--- Begin Information provided ---

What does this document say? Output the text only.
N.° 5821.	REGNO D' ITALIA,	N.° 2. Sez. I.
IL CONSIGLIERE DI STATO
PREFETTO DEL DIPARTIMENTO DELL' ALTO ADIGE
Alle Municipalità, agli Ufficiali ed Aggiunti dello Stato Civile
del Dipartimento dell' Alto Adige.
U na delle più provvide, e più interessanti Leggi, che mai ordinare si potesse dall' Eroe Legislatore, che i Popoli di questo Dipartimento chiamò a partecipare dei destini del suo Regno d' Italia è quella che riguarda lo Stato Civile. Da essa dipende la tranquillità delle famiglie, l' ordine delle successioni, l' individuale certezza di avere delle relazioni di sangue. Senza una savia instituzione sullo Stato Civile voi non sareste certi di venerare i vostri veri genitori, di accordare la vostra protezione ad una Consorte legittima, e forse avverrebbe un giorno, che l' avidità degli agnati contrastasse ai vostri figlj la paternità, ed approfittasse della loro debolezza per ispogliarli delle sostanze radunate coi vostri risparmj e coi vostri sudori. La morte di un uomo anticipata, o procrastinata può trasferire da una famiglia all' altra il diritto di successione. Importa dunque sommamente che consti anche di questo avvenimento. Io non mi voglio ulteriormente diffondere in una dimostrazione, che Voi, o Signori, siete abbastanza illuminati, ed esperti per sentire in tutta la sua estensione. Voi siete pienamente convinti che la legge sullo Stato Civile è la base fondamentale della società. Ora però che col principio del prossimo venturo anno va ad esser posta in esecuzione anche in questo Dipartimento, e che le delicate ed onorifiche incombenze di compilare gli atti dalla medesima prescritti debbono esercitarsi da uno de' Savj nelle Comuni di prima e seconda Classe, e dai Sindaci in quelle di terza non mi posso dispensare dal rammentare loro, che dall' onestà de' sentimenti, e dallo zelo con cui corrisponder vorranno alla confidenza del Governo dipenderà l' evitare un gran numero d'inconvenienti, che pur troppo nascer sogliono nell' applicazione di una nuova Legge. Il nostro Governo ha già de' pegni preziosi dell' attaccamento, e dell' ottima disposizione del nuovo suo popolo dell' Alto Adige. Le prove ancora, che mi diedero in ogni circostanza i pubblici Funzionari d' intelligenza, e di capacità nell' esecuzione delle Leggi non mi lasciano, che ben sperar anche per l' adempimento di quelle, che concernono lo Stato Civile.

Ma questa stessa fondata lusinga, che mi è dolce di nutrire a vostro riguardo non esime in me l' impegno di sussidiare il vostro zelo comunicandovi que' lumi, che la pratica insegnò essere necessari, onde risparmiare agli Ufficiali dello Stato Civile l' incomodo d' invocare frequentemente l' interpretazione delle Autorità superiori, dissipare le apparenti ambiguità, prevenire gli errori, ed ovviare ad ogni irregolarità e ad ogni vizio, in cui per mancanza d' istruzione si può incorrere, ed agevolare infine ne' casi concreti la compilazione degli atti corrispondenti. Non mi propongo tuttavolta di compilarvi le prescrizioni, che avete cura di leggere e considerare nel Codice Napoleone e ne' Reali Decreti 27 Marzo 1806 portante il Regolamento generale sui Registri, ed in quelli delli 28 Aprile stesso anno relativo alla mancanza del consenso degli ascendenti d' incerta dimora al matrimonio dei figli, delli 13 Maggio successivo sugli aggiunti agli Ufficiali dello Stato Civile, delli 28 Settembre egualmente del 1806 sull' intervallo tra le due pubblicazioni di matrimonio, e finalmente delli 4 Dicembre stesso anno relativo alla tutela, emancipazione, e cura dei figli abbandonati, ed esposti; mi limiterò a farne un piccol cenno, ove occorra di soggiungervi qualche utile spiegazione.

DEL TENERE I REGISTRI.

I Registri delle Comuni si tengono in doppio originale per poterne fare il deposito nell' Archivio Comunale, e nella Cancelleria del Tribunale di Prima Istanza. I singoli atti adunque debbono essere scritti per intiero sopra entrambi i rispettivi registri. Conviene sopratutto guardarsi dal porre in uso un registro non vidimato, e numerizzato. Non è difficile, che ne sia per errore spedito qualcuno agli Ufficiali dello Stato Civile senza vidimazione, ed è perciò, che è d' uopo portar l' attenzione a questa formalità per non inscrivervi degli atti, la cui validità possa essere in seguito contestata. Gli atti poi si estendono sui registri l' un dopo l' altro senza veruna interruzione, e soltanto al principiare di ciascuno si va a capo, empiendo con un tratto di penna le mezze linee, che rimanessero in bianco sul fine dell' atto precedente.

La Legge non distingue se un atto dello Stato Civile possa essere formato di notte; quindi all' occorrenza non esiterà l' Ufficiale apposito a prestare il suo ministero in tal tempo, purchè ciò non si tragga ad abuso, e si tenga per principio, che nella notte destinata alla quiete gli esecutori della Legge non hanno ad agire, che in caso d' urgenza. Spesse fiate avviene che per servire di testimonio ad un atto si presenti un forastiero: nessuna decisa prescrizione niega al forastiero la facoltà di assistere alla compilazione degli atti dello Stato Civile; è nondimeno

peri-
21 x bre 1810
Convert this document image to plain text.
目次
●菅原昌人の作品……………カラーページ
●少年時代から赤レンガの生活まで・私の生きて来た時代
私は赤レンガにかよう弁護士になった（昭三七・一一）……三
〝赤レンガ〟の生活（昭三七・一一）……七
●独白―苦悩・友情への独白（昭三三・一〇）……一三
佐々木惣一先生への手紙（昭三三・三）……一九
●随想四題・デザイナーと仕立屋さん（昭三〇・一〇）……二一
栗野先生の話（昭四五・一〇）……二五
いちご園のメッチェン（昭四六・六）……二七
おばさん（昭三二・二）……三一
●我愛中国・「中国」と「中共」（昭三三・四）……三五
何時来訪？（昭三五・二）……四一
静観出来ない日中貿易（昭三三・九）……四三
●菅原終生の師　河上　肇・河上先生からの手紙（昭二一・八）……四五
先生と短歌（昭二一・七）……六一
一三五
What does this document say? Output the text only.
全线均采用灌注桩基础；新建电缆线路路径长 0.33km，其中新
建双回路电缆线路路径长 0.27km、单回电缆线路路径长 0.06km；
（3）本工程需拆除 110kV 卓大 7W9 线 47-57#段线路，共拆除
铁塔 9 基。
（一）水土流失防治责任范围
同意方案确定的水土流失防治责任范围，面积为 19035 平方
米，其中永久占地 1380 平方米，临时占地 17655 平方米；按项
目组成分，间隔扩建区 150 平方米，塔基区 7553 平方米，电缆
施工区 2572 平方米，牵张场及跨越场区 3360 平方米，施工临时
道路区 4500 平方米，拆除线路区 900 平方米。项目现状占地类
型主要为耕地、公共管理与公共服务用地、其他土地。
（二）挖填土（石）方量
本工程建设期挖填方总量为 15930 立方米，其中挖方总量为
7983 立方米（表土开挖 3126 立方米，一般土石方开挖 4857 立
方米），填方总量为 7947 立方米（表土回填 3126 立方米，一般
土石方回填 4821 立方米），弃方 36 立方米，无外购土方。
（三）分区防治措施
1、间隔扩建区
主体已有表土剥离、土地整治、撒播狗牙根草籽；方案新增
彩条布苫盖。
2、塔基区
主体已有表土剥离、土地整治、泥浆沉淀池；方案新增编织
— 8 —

--- End Information provided ---

Determine the number of lines in these entries that contain the word "主体已有表土剥离", and write only that number.

2